Brief
Tally up the lines below that include the word "halls". Answer with the number alone.

Collected data entries

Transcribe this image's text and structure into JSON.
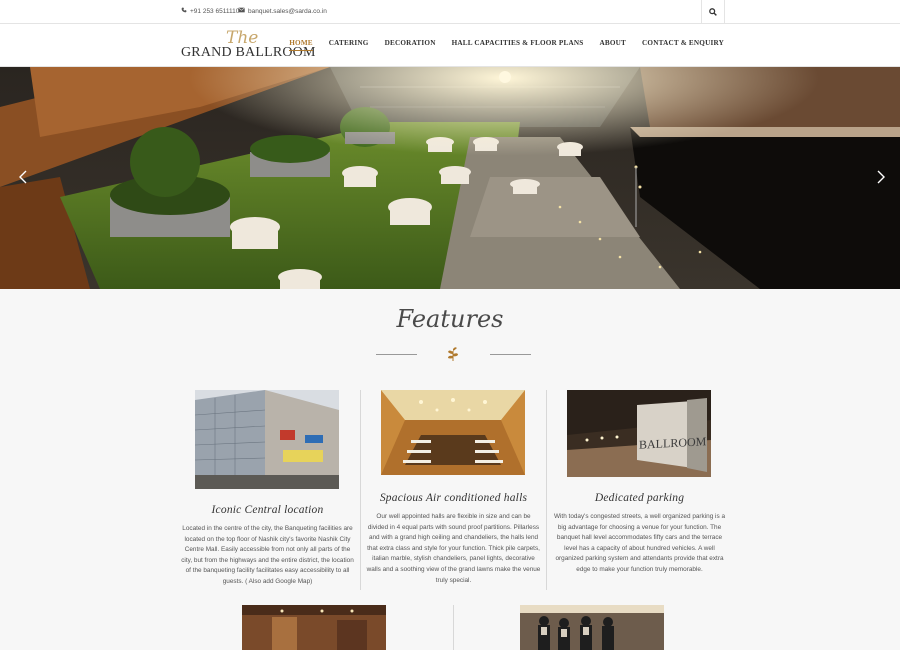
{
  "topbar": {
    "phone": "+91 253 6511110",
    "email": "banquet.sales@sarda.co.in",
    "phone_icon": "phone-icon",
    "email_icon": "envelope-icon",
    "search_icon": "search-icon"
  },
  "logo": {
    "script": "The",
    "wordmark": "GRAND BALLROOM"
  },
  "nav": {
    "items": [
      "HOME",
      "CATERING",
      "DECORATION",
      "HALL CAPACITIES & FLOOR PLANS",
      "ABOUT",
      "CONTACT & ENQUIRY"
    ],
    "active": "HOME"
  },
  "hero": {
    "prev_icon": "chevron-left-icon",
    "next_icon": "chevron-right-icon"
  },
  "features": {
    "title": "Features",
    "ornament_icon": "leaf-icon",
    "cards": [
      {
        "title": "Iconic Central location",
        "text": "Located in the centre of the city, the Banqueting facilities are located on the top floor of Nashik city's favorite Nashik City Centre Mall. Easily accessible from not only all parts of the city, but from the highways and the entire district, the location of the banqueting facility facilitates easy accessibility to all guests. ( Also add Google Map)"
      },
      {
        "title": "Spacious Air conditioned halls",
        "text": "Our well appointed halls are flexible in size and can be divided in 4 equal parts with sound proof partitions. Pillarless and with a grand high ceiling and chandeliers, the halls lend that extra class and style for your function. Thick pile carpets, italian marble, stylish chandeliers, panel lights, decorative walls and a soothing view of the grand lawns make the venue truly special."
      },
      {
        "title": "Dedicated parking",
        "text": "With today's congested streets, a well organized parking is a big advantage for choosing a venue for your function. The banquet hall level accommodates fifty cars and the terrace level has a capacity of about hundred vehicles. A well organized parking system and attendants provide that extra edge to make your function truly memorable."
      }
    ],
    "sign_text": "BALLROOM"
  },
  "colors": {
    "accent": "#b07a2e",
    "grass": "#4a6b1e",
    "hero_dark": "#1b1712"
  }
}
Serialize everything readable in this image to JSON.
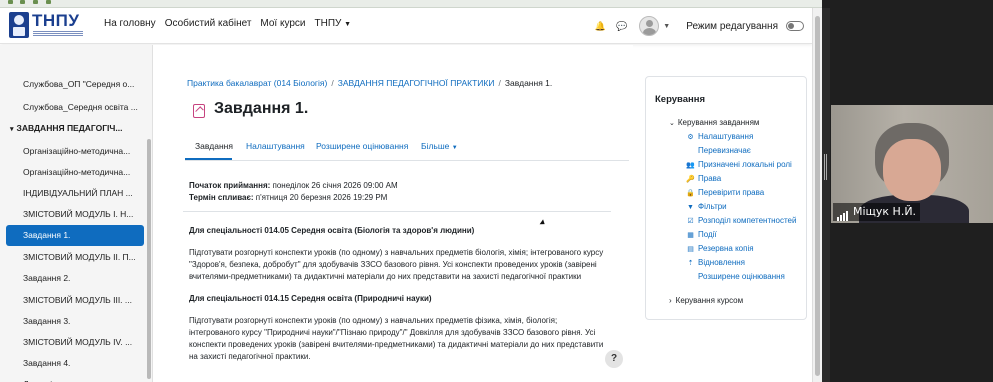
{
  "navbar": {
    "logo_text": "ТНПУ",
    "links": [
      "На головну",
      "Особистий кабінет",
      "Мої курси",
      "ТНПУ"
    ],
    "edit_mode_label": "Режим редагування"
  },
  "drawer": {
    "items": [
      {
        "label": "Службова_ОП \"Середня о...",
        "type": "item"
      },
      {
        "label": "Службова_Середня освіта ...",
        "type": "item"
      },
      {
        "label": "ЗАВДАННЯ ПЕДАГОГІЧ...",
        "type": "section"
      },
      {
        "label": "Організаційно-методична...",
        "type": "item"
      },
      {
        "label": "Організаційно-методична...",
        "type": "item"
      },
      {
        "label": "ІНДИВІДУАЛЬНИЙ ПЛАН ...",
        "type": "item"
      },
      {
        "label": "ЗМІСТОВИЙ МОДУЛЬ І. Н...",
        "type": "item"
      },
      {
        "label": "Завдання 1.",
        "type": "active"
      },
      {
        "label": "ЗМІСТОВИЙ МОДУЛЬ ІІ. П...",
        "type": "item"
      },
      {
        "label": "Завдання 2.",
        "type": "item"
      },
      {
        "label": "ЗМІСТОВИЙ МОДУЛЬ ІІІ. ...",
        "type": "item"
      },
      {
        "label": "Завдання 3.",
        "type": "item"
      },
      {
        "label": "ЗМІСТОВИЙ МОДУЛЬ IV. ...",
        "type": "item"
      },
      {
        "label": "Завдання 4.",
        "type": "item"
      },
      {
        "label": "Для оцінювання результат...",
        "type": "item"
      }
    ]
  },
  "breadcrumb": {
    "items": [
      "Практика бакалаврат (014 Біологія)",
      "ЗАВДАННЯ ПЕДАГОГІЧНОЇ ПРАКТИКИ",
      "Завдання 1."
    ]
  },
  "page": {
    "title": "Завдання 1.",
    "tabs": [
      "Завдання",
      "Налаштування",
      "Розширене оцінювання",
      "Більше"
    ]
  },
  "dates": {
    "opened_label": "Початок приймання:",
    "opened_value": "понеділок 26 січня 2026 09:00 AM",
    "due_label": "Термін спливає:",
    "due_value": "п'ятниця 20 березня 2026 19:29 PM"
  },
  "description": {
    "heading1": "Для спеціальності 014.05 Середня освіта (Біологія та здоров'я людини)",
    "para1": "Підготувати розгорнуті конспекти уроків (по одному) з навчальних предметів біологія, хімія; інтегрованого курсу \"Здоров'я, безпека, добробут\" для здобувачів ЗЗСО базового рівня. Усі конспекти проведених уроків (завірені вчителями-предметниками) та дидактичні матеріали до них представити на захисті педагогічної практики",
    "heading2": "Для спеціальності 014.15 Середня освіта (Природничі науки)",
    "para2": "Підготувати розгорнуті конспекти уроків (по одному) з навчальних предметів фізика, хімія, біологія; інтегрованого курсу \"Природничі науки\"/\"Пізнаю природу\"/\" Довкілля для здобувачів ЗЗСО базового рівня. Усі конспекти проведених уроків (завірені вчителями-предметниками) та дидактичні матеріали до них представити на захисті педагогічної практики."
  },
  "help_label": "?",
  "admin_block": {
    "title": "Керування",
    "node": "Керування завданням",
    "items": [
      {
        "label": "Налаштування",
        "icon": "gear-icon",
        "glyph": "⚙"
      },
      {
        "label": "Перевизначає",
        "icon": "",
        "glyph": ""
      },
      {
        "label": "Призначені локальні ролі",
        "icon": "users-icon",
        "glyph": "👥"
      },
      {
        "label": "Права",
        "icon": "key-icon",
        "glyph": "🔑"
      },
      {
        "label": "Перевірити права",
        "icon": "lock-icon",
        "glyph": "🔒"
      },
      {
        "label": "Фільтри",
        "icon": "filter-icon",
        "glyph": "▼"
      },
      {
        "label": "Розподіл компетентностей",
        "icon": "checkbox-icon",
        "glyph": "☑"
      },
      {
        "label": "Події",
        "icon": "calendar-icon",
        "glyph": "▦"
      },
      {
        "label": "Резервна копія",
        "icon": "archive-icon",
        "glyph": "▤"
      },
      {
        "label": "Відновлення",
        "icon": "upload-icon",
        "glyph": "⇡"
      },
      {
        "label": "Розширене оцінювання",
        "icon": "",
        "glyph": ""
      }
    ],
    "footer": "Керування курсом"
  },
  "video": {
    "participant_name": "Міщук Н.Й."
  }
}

---

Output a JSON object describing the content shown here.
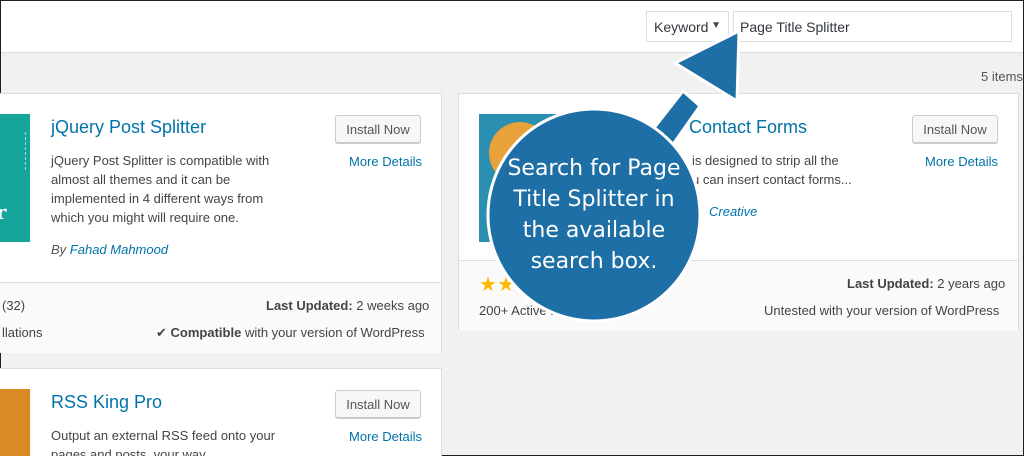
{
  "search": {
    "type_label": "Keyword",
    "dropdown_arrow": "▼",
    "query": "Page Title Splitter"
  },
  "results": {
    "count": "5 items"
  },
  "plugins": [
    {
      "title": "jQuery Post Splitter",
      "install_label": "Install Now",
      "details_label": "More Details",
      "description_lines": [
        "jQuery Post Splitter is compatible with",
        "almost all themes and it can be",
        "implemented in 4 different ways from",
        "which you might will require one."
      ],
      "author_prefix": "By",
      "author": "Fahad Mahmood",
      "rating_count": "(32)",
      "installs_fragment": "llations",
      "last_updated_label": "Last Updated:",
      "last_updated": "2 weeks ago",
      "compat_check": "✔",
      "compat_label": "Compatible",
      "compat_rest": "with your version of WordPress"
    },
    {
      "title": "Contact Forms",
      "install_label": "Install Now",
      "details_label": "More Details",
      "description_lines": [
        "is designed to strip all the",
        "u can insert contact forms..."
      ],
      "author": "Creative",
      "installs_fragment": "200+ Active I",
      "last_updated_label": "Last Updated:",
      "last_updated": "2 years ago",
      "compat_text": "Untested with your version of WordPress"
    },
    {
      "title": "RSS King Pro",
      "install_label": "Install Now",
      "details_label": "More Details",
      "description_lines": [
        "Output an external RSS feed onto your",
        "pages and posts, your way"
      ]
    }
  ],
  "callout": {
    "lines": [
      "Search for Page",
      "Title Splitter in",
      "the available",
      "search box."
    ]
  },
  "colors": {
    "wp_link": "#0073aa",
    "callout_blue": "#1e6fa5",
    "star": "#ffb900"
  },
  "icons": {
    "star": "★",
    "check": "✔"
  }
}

Answer to the problem
2